▶ **Task objective**
Copy out each line of the data holding "频域信号".

▶ **Task input**
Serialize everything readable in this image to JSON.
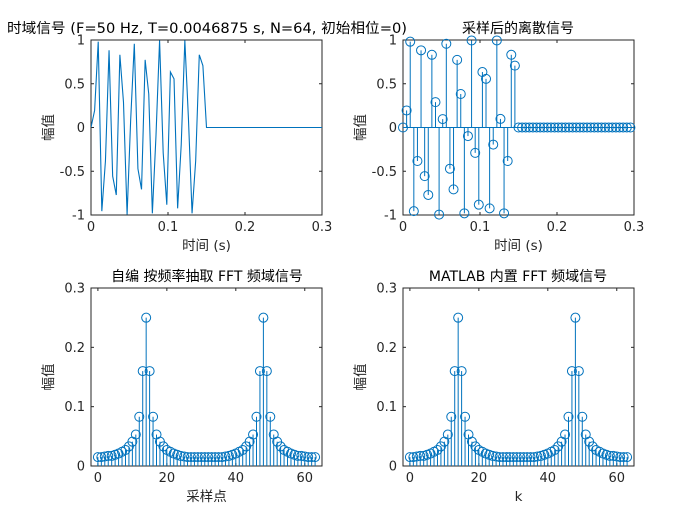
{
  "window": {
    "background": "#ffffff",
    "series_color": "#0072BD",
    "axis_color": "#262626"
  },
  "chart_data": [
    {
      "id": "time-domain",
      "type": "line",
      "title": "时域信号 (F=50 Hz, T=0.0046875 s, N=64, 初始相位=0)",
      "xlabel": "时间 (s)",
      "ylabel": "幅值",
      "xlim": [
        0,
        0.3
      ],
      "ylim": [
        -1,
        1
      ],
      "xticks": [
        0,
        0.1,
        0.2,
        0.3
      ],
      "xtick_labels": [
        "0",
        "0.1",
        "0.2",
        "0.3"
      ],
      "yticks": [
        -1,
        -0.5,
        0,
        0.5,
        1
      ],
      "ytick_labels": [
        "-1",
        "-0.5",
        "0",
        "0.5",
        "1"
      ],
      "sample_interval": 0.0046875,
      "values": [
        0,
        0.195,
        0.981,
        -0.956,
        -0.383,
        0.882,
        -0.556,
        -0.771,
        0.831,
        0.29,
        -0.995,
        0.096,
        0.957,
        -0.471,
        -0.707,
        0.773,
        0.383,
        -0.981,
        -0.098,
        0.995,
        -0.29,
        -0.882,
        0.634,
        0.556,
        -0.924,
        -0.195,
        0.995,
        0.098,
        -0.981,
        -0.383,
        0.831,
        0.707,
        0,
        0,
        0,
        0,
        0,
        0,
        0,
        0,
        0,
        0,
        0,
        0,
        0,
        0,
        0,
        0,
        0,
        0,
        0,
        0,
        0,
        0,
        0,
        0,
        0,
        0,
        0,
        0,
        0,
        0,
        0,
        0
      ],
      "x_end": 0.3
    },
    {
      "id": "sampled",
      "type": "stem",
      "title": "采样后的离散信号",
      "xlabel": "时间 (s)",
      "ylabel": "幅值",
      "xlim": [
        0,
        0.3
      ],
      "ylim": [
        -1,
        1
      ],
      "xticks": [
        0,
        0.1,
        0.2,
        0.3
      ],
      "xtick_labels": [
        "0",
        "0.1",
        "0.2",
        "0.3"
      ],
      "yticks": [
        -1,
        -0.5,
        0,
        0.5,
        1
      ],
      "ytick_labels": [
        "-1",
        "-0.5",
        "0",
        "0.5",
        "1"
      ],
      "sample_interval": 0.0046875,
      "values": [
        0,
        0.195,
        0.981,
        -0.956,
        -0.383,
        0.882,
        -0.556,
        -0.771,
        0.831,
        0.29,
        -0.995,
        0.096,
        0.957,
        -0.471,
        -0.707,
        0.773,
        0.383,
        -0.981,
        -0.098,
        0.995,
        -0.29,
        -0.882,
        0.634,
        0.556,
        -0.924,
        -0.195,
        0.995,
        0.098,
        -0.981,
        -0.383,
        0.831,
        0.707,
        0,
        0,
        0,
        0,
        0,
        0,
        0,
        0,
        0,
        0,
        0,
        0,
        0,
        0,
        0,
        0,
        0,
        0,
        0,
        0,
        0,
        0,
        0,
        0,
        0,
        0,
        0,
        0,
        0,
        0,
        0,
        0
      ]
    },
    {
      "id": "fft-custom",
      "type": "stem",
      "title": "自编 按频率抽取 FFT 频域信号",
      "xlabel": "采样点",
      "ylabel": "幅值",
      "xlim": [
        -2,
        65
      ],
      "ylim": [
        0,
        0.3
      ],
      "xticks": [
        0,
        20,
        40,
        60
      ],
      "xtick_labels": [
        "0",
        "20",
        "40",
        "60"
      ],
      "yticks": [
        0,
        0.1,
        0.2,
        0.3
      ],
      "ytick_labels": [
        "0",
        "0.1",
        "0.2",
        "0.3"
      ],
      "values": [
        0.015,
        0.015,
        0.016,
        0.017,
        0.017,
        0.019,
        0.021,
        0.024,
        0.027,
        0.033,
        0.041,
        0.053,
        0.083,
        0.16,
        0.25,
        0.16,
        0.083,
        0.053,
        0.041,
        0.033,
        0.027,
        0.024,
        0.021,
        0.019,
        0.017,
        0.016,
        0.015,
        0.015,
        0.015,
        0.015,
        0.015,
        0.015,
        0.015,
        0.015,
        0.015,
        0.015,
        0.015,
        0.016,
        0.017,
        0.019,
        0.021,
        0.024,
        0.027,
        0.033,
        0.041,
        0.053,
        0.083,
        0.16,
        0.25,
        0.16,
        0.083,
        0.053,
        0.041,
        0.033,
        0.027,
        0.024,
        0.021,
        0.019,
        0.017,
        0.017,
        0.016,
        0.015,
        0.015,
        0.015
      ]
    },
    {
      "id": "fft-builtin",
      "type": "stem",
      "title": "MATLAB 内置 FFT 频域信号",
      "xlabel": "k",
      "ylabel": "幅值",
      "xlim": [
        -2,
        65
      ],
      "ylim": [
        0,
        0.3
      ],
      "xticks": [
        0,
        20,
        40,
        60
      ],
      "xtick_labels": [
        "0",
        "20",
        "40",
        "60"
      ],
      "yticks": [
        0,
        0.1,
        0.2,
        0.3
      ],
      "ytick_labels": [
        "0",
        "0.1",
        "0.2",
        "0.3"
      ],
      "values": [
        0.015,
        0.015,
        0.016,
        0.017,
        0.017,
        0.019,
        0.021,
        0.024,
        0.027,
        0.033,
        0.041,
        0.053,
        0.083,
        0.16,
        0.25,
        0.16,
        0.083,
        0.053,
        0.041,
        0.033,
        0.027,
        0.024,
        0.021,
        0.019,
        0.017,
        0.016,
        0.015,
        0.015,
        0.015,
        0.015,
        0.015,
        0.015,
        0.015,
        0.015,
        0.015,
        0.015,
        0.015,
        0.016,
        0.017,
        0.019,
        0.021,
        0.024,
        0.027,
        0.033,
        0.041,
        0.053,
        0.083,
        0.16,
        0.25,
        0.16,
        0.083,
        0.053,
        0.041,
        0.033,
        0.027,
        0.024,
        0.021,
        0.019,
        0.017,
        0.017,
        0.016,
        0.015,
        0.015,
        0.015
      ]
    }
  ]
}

▶ **Output below**
      "title": "自编 按频率抽取 FFT 频域信号",
      "title": "MATLAB 内置 FFT 频域信号",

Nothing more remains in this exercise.